»»

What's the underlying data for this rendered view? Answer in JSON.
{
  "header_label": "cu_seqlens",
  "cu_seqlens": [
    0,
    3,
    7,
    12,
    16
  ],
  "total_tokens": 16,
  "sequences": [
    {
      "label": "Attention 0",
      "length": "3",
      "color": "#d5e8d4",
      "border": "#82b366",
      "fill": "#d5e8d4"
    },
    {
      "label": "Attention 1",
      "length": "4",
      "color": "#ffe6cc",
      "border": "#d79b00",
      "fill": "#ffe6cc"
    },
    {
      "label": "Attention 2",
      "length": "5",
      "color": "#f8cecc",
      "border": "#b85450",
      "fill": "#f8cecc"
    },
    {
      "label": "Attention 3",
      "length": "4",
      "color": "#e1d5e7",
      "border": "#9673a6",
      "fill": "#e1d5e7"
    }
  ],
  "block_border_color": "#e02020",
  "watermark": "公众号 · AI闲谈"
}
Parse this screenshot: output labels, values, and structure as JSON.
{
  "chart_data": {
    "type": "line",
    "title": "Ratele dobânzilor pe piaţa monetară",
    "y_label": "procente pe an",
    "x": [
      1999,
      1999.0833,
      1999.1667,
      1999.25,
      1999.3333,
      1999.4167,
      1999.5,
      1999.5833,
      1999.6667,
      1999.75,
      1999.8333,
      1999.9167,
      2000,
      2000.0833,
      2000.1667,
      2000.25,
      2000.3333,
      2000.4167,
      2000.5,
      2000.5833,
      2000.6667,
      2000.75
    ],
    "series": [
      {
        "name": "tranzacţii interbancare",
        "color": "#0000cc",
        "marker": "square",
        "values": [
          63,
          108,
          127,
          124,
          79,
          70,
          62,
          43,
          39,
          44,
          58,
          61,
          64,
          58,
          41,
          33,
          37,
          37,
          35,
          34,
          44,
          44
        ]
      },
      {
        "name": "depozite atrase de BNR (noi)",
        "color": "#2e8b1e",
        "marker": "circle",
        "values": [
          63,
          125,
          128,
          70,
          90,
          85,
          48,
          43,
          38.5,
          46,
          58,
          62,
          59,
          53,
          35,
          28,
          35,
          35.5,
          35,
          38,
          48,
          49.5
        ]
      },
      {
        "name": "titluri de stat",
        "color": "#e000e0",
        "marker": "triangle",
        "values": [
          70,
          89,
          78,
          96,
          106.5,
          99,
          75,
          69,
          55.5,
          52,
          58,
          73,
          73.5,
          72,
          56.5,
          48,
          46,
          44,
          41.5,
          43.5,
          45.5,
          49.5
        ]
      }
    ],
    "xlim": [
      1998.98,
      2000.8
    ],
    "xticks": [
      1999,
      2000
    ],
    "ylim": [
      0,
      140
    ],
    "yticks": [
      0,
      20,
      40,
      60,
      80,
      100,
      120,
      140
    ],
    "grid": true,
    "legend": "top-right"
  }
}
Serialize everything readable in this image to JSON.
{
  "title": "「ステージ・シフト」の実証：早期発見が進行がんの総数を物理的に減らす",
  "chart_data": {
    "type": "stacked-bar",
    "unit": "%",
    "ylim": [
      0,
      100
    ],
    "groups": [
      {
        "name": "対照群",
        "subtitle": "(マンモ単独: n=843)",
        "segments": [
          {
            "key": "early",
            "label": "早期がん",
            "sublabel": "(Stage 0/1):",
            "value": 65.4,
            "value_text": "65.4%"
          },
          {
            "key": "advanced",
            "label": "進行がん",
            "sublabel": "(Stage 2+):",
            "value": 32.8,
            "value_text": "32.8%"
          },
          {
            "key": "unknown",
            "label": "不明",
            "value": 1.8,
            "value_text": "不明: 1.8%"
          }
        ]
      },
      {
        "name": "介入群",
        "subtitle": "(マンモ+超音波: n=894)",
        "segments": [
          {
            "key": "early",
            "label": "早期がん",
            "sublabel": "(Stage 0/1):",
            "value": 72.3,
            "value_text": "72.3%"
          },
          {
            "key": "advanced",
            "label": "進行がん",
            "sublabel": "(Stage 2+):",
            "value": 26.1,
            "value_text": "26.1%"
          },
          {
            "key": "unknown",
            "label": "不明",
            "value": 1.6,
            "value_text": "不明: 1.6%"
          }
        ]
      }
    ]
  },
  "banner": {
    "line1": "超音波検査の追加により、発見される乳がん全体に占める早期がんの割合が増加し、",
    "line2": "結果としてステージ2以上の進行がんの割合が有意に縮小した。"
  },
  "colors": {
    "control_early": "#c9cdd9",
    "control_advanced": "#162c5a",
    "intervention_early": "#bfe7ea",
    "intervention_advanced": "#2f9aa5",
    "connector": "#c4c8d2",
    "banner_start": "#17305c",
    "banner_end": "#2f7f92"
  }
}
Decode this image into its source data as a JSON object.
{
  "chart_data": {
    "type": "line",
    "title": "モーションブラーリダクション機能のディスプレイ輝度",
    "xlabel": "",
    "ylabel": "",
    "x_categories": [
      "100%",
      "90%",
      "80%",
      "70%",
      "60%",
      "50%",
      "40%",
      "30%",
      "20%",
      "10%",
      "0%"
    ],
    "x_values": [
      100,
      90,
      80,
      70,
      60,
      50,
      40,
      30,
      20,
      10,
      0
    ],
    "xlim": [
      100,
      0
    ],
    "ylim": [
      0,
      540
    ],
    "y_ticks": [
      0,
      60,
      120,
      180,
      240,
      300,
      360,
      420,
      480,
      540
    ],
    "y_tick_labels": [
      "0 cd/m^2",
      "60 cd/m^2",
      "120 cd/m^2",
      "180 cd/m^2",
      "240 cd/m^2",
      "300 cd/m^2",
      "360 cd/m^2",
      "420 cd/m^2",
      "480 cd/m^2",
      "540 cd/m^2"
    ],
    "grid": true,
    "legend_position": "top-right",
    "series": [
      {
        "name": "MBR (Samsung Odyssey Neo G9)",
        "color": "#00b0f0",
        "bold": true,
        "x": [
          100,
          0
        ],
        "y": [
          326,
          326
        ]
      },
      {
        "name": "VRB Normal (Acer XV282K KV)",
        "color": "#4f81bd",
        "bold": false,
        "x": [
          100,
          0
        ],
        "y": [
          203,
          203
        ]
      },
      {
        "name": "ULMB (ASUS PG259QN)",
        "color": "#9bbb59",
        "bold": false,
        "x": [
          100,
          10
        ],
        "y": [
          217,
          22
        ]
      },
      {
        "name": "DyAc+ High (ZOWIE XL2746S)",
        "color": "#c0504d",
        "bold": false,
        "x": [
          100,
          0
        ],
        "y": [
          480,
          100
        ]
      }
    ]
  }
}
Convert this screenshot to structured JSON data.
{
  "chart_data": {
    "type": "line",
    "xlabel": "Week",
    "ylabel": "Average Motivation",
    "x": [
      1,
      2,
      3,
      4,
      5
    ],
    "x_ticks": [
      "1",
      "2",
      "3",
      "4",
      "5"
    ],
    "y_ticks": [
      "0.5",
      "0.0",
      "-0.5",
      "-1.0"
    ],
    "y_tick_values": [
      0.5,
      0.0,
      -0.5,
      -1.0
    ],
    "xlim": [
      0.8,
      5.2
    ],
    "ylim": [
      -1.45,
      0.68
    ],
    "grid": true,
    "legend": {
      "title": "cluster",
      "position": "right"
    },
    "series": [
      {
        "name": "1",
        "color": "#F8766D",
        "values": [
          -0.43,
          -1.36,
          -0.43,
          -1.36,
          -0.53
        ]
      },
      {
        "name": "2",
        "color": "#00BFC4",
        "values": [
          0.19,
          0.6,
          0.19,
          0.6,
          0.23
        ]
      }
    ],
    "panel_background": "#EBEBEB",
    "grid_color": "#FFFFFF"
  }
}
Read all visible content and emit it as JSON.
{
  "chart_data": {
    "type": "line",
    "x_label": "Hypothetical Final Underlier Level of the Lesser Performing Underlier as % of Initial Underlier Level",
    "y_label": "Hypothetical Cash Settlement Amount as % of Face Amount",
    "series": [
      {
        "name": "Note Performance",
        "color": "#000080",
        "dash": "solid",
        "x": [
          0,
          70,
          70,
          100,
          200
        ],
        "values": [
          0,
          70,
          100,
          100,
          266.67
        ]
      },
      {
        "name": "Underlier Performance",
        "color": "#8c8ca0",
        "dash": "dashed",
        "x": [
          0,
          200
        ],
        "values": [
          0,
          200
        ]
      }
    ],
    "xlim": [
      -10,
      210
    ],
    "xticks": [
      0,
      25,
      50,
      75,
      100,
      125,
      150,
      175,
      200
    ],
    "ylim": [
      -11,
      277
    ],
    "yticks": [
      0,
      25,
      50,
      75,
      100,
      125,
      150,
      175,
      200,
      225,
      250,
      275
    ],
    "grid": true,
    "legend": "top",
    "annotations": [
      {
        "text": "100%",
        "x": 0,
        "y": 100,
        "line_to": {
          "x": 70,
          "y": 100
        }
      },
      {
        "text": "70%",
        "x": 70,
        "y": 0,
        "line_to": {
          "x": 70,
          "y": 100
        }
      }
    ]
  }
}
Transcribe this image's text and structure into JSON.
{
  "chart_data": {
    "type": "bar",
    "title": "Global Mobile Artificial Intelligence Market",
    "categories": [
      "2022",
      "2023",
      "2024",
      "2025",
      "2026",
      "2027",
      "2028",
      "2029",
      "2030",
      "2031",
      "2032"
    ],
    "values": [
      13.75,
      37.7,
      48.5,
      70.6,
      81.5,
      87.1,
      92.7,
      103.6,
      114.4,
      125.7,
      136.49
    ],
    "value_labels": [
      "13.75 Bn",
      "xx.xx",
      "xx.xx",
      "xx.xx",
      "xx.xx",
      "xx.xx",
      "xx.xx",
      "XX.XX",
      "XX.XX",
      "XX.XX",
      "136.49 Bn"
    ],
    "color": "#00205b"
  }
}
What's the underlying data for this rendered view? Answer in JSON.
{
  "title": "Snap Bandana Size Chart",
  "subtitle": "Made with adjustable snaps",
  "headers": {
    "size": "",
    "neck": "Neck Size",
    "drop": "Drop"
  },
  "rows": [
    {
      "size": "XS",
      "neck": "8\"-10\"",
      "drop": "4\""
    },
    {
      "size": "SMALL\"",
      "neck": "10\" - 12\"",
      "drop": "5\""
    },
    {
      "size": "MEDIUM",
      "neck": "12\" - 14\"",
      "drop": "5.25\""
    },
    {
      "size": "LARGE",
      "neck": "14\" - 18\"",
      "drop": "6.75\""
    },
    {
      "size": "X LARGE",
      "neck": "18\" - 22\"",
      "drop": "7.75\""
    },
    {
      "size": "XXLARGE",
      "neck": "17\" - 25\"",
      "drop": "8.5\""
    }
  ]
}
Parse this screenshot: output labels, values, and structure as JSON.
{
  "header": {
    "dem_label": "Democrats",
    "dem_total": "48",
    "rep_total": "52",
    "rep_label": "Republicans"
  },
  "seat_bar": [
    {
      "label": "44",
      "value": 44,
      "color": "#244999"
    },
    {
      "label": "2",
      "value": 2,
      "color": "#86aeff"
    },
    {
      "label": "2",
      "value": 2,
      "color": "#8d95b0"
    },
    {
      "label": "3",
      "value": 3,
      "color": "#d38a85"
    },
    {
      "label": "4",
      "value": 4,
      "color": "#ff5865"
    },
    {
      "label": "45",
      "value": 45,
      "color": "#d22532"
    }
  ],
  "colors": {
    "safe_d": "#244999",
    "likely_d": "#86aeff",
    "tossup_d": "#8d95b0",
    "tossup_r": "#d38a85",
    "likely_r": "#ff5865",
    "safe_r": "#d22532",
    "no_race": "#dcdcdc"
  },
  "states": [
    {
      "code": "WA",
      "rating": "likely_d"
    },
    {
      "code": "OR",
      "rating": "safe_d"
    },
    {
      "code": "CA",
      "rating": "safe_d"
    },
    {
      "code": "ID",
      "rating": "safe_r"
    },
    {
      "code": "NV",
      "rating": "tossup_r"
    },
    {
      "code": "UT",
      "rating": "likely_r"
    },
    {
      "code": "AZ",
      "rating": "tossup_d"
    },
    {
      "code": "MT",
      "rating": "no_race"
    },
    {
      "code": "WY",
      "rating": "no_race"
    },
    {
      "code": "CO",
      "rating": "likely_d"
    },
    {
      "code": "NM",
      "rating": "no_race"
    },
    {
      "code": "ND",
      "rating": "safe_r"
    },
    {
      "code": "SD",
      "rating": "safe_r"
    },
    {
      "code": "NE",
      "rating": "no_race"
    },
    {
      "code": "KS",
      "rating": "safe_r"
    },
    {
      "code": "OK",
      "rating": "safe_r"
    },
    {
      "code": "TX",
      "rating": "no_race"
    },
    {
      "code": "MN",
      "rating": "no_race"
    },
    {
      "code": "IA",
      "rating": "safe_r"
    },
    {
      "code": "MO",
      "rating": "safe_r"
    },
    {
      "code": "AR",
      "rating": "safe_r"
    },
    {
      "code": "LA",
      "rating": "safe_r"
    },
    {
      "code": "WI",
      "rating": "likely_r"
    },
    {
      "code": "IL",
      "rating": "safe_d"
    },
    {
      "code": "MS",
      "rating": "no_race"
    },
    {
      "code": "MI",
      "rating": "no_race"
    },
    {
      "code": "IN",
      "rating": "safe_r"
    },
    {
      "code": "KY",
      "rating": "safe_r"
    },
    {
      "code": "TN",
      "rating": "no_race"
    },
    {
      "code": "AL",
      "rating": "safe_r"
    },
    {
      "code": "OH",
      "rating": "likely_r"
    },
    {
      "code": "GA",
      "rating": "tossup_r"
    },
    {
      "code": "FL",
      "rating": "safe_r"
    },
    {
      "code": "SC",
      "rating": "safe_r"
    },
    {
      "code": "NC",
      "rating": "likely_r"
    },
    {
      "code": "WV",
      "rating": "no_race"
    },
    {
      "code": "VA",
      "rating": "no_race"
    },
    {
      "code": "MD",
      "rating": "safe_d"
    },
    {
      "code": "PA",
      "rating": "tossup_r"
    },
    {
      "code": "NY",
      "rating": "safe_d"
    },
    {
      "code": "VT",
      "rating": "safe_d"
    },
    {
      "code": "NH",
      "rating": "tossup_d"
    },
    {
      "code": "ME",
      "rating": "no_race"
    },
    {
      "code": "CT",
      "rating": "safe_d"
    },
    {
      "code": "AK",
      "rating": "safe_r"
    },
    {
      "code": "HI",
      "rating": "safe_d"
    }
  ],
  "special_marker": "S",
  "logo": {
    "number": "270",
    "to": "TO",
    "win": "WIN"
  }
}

««

REQUIRED TASK
State the number of lines in the data that include the string "subtitle", and add nothing else.

THE RESULT
3